Return only the count of lines in which the word "type" appears.
[BEGIN]
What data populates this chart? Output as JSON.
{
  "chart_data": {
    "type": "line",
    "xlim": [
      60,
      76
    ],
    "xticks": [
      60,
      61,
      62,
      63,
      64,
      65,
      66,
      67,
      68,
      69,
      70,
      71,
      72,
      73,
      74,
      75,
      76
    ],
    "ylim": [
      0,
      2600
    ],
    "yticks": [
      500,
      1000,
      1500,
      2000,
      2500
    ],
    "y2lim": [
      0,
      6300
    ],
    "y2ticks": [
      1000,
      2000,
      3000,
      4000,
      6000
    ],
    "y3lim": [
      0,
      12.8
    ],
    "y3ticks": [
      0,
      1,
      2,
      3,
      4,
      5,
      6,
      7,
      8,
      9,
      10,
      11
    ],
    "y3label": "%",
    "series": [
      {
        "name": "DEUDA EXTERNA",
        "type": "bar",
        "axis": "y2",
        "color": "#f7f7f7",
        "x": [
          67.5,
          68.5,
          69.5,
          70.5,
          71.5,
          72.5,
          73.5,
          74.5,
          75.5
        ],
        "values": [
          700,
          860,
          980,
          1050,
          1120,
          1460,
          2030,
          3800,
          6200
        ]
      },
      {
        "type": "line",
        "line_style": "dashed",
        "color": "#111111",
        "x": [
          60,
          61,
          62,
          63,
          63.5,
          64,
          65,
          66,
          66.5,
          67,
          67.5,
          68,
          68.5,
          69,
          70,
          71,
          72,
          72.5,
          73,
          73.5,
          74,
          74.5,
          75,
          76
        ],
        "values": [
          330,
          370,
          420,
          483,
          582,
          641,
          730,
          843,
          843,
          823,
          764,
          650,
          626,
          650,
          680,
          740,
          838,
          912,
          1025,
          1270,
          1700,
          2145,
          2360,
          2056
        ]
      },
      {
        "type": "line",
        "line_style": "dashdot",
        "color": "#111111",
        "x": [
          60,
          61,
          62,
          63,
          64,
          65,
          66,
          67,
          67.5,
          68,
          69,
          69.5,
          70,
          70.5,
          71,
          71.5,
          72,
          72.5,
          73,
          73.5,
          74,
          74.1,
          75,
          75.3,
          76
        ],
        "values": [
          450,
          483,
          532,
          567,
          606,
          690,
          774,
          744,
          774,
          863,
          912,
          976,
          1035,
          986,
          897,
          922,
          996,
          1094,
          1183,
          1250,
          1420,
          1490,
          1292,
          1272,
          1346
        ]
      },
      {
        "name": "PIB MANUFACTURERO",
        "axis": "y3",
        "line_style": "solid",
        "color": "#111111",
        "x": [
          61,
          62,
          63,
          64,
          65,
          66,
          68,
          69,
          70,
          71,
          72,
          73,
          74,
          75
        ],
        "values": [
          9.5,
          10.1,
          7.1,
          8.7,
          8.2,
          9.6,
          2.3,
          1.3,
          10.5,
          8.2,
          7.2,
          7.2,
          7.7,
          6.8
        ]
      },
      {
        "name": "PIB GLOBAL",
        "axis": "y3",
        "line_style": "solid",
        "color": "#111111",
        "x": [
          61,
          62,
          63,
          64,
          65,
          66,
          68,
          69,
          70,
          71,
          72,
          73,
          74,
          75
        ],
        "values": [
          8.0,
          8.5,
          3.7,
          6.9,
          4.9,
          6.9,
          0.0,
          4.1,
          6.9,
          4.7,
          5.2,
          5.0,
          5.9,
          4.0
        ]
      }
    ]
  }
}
[END]
§ **Output for this task**
4